## Data for this task
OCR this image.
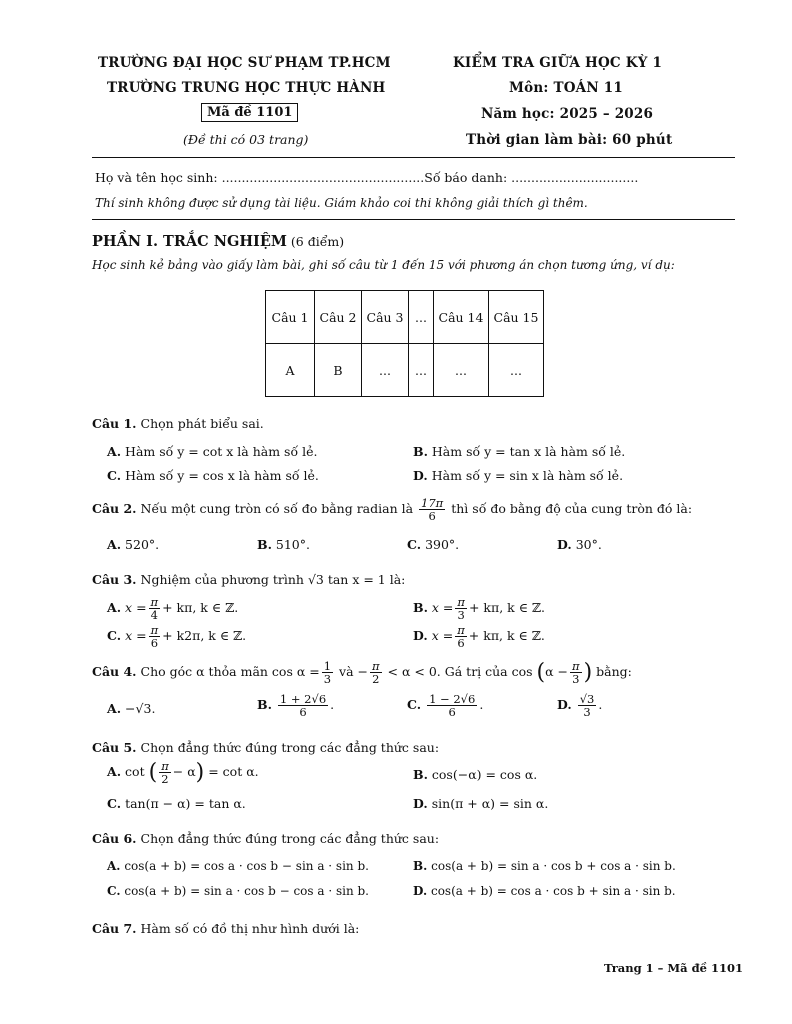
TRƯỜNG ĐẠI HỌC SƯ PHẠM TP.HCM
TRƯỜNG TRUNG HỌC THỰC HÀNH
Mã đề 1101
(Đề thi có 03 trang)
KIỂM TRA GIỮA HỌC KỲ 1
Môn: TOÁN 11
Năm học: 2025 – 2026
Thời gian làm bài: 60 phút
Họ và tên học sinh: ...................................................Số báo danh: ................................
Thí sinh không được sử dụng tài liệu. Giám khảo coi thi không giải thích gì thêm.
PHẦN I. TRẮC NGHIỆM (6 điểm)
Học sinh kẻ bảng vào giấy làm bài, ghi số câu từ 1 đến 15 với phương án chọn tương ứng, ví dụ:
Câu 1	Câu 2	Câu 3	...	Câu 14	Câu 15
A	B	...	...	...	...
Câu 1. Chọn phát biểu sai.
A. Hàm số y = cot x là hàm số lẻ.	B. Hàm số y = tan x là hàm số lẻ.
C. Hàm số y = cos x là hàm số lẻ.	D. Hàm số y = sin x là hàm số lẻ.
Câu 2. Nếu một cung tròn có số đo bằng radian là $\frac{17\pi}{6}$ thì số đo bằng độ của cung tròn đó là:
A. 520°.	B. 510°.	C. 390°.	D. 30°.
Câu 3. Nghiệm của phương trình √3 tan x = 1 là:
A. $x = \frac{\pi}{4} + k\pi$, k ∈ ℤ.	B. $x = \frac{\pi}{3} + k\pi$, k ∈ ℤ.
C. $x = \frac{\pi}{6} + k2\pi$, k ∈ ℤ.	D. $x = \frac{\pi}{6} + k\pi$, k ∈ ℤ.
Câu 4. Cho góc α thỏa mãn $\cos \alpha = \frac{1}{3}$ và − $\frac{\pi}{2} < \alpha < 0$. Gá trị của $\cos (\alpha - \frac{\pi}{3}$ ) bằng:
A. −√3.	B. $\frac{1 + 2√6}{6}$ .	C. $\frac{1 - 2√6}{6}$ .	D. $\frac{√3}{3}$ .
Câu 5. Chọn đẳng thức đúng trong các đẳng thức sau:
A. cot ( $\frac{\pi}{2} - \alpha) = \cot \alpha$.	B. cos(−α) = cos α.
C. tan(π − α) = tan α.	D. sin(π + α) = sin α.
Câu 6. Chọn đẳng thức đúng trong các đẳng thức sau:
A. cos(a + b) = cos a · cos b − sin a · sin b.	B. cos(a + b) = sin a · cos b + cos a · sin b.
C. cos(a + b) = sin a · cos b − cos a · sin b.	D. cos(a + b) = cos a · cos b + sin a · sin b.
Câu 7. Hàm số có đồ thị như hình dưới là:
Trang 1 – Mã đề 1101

## Problem requirements
Where a line of the data holds "phương", show that line.

## Result of this exercise
Học sinh kẻ bảng vào giấy làm bài, ghi số câu từ 1 đến 15 với phương án chọn tương ứng, ví dụ:
Câu 3. Nghiệm của phương trình √3 tan x = 1 là:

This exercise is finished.